◆ **Set problem**
Reproduce everything from the first row down to the line containing "- key[interactable]: ذ: [642, 555, 685, 597]", including both of those lines, with no changes.

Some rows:
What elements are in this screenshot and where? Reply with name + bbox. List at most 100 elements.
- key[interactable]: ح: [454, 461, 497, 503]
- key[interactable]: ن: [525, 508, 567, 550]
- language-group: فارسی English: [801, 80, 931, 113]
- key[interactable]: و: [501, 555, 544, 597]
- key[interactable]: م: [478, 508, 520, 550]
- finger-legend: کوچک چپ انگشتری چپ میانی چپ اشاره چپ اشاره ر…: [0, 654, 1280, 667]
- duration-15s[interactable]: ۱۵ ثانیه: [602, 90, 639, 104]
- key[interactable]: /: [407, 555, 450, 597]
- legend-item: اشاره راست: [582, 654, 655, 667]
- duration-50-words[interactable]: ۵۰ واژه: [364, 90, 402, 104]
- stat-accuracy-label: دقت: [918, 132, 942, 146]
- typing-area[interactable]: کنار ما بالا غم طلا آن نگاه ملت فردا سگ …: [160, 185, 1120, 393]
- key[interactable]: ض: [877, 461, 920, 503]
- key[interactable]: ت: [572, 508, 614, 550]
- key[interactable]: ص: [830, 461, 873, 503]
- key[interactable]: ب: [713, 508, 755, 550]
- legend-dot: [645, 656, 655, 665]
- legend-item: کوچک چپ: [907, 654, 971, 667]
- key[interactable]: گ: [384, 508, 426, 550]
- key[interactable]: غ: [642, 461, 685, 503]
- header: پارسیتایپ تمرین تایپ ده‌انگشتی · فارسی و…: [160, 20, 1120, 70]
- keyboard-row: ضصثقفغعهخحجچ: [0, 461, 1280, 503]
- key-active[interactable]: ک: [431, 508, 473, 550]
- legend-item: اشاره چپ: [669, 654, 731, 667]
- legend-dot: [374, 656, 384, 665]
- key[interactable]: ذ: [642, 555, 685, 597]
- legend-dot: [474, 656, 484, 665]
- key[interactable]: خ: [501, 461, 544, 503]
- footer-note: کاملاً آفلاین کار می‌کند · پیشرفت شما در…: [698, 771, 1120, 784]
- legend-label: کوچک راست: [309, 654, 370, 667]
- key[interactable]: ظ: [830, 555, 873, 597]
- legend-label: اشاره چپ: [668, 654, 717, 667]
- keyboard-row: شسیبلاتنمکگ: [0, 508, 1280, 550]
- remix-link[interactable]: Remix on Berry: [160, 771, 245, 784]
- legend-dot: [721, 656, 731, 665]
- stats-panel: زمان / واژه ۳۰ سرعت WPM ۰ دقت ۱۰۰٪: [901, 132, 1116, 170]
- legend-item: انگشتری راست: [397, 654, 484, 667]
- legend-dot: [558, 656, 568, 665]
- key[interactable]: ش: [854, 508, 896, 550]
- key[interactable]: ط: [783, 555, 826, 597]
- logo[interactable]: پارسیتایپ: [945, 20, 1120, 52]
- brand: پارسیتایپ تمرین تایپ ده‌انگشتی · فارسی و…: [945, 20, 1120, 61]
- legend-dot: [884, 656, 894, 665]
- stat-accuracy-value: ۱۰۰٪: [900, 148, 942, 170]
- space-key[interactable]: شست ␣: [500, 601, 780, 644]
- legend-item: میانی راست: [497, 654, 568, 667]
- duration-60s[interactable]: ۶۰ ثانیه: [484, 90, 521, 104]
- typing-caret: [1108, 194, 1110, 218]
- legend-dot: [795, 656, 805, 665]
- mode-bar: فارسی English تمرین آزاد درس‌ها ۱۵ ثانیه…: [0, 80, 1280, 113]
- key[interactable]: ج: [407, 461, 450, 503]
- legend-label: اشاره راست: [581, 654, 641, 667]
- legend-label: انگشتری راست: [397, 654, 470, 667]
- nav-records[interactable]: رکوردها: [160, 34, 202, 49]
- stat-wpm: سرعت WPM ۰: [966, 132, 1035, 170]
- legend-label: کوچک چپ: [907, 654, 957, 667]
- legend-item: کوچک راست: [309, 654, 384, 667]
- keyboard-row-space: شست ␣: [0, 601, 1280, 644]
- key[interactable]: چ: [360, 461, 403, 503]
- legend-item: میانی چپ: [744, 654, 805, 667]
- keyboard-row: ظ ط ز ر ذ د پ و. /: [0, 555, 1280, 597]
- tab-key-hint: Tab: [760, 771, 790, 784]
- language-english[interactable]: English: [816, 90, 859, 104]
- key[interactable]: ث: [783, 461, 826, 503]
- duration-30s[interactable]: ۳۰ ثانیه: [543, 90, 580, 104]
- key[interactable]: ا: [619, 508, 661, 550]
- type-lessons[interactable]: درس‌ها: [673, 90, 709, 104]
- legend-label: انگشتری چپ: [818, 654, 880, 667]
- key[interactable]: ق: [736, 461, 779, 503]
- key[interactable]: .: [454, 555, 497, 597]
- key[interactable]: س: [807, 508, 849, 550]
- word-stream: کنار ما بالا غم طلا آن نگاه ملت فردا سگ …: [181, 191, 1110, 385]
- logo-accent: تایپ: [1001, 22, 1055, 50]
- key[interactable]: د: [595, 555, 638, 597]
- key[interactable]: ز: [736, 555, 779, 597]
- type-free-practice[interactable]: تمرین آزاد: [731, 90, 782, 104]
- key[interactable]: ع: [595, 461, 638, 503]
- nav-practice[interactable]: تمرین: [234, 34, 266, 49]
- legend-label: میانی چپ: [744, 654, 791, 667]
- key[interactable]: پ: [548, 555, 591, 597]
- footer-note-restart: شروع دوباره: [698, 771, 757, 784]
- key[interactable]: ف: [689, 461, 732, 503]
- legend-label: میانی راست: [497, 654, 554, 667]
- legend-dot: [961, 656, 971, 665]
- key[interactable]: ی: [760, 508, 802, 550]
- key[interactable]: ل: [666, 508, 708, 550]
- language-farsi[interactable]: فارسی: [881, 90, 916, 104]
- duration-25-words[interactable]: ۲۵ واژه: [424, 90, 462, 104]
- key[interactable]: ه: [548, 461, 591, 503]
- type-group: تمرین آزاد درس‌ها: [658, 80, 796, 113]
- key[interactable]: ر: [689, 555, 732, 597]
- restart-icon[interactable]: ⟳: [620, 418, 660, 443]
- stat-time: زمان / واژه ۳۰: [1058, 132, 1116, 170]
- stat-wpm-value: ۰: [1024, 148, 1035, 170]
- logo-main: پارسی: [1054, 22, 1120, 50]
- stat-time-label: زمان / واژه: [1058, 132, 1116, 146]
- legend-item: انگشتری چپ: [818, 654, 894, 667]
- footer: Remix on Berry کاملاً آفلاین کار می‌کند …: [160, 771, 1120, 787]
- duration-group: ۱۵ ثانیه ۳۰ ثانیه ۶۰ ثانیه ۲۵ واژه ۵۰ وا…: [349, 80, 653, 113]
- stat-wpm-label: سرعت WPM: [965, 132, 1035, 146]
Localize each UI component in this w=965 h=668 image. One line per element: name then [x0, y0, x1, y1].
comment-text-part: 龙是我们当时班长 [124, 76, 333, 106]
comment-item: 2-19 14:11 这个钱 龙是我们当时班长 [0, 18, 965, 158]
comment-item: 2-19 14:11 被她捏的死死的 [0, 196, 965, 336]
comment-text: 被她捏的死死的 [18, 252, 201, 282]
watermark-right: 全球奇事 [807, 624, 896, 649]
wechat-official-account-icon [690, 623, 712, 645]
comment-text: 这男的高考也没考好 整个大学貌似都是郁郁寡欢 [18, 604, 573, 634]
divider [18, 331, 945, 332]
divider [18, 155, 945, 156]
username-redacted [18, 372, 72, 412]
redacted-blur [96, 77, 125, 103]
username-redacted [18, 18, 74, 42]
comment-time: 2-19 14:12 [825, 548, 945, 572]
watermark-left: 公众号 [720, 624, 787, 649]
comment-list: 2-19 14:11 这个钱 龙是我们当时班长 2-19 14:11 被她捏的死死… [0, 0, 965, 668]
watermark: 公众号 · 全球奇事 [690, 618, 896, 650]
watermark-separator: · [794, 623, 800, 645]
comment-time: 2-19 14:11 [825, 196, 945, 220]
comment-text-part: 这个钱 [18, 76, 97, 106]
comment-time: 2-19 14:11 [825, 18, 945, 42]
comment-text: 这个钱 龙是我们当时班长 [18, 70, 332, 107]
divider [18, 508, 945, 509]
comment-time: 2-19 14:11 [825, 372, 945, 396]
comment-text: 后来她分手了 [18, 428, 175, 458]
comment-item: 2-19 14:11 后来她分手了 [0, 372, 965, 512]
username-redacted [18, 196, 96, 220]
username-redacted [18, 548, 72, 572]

◆ **Final result**
What elements are in this screenshot and where? Reply with name + bbox. List at most 100 elements.
- key[interactable]: ح: [454, 461, 497, 503]
- key[interactable]: ن: [525, 508, 567, 550]
- language-group: فارسی English: [801, 80, 931, 113]
- key[interactable]: و: [501, 555, 544, 597]
- key[interactable]: م: [478, 508, 520, 550]
- finger-legend: کوچک چپ انگشتری چپ میانی چپ اشاره چپ اشاره ر…: [0, 654, 1280, 667]
- duration-15s[interactable]: ۱۵ ثانیه: [602, 90, 639, 104]
- key[interactable]: /: [407, 555, 450, 597]
- legend-item: اشاره راست: [582, 654, 655, 667]
- duration-50-words[interactable]: ۵۰ واژه: [364, 90, 402, 104]
- stat-accuracy-label: دقت: [918, 132, 942, 146]
- typing-area[interactable]: کنار ما بالا غم طلا آن نگاه ملت فردا سگ …: [160, 185, 1120, 393]
- key[interactable]: ض: [877, 461, 920, 503]
- key[interactable]: ت: [572, 508, 614, 550]
- key[interactable]: ص: [830, 461, 873, 503]
- key[interactable]: ب: [713, 508, 755, 550]
- legend-dot: [645, 656, 655, 665]
- legend-item: کوچک چپ: [907, 654, 971, 667]
- key[interactable]: گ: [384, 508, 426, 550]
- key[interactable]: غ: [642, 461, 685, 503]
- header: پارسیتایپ تمرین تایپ ده‌انگشتی · فارسی و…: [160, 20, 1120, 70]
- keyboard-row: ضصثقفغعهخحجچ: [0, 461, 1280, 503]
- key-active[interactable]: ک: [431, 508, 473, 550]
- legend-item: اشاره چپ: [669, 654, 731, 667]
- legend-dot: [374, 656, 384, 665]
- key[interactable]: ذ: [642, 555, 685, 597]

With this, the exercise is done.